Give the number of lines in the listing that hold the word "문의입니다". Write nothing but that number.

------ Given data ------

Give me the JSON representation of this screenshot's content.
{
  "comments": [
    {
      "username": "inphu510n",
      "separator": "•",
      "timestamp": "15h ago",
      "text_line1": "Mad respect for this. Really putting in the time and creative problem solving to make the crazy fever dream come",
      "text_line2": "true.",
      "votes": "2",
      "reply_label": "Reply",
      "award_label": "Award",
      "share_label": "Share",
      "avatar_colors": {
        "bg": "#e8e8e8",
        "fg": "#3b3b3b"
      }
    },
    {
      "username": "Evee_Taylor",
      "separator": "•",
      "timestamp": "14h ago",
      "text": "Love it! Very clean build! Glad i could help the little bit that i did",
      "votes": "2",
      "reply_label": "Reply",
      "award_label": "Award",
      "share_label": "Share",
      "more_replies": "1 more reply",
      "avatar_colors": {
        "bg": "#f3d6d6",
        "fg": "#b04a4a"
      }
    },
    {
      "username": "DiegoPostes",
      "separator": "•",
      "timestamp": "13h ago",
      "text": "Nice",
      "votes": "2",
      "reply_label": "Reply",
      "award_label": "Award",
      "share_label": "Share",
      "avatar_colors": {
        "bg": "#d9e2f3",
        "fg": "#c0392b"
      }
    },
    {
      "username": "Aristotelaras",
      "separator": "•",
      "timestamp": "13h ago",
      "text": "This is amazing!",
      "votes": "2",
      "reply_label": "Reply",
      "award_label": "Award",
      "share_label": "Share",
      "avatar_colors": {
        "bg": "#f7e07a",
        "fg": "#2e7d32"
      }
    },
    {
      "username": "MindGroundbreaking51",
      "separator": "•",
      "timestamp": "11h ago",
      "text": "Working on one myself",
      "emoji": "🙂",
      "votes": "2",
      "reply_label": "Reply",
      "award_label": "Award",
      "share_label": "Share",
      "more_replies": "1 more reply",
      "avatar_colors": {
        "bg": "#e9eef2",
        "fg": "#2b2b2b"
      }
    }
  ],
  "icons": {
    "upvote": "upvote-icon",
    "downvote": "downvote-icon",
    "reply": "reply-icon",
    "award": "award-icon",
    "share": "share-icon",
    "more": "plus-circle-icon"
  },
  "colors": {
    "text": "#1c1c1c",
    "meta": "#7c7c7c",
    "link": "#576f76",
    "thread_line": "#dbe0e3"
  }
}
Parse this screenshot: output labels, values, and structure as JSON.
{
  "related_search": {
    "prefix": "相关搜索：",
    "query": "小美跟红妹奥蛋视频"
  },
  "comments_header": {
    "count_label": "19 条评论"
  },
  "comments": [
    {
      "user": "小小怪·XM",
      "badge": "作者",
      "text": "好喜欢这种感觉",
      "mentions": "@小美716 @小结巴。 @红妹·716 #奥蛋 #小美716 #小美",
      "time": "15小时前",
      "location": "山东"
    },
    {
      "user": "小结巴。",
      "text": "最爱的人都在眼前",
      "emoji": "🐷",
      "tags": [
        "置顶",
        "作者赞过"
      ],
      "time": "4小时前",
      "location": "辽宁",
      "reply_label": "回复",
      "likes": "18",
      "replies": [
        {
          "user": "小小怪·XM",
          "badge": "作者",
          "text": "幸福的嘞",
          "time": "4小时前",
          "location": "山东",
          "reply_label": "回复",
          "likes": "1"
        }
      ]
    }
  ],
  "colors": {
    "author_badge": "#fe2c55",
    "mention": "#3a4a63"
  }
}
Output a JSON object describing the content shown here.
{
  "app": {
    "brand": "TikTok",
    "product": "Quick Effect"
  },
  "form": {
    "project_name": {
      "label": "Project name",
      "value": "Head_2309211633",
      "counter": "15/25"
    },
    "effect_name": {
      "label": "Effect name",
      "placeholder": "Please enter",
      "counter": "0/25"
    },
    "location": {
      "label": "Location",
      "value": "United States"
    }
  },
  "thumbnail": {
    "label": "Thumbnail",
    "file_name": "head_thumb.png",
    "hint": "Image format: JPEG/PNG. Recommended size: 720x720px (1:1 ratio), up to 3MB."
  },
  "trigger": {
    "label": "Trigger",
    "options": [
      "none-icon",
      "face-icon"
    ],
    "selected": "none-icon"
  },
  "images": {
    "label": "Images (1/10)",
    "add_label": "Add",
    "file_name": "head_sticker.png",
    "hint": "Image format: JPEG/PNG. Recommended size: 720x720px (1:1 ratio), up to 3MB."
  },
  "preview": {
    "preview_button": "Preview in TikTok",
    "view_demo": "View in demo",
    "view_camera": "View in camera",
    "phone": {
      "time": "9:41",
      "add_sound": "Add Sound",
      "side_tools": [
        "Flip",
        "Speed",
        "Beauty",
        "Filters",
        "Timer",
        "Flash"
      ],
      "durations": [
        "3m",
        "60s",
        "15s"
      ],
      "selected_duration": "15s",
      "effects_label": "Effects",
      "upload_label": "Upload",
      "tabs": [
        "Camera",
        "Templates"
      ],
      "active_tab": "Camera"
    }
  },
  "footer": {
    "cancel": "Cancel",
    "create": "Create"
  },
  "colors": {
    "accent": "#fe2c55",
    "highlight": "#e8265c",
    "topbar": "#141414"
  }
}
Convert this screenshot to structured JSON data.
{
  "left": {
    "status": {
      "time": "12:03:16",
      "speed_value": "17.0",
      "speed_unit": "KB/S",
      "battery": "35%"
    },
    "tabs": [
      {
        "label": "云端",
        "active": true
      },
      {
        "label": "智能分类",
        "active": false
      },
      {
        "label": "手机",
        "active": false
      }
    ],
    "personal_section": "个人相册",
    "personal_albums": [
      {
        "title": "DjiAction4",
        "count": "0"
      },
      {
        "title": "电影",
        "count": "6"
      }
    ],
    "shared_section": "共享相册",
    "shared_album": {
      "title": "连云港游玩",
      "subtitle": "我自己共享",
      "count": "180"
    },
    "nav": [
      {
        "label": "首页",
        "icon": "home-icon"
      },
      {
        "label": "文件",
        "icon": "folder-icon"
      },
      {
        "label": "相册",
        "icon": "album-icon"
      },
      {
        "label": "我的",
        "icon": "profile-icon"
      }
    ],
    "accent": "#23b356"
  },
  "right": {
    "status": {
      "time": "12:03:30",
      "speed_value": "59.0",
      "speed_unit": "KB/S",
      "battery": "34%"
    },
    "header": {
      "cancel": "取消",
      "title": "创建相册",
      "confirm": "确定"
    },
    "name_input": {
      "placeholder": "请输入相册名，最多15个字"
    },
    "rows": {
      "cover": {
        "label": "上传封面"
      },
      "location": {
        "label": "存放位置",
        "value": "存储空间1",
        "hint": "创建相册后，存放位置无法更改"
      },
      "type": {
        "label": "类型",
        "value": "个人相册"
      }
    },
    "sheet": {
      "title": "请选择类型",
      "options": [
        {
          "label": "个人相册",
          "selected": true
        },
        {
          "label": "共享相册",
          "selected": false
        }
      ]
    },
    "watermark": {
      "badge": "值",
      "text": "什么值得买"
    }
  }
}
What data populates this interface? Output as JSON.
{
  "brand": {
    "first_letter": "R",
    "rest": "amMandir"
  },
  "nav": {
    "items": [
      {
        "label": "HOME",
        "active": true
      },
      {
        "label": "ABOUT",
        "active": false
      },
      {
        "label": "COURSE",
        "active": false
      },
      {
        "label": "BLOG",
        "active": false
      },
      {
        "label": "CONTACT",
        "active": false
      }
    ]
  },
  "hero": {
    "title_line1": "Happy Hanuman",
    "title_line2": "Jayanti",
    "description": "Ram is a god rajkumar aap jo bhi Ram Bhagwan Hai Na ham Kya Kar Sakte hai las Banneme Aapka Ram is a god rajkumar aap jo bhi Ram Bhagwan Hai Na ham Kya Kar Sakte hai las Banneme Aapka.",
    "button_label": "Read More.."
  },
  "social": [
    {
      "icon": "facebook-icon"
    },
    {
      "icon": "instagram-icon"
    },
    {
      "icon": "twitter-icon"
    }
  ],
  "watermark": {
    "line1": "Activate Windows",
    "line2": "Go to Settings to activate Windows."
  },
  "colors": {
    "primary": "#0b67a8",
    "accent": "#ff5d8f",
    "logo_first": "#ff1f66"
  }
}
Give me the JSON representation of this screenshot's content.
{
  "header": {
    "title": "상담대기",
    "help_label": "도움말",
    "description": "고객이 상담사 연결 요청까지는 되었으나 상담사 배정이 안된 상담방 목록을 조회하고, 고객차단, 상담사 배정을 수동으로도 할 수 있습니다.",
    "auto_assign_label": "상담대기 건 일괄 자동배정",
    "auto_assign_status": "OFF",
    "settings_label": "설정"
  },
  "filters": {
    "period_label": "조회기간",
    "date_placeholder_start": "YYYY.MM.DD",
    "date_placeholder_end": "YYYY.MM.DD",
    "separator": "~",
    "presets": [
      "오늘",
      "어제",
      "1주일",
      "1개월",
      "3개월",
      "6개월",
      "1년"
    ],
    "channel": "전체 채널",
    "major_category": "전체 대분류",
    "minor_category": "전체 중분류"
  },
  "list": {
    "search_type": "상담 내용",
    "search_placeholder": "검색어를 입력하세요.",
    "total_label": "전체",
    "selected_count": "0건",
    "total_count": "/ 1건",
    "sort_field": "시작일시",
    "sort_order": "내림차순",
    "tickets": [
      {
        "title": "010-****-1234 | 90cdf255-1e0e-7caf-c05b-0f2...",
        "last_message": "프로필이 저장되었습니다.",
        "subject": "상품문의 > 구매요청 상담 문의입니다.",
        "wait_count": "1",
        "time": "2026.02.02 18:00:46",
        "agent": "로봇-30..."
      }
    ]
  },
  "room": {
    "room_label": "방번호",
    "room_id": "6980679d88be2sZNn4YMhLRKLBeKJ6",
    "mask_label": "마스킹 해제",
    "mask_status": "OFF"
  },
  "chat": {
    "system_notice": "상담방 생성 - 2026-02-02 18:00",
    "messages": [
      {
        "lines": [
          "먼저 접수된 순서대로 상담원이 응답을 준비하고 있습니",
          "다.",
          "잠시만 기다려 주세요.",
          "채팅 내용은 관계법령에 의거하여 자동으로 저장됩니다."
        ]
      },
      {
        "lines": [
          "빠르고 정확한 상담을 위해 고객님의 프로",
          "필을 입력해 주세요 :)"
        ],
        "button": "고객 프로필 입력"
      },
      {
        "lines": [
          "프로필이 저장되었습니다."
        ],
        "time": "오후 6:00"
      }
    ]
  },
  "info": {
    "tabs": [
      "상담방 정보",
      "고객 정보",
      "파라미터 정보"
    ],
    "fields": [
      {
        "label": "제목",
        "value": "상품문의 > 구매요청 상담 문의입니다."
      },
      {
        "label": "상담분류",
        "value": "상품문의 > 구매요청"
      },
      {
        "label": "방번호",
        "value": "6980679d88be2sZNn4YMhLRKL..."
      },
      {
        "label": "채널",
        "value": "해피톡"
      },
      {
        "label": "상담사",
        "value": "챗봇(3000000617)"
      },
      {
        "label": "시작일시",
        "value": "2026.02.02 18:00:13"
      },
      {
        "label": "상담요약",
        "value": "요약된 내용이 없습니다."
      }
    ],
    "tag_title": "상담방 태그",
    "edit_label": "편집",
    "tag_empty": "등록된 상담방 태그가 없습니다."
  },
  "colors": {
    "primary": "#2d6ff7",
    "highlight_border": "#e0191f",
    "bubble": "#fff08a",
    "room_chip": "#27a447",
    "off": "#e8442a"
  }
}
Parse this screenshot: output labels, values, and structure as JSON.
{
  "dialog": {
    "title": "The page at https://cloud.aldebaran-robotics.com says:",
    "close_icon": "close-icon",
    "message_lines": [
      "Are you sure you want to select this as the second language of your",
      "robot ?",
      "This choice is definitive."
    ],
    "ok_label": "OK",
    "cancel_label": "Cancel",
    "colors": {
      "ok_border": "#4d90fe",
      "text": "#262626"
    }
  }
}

------

▶ Expected answer
2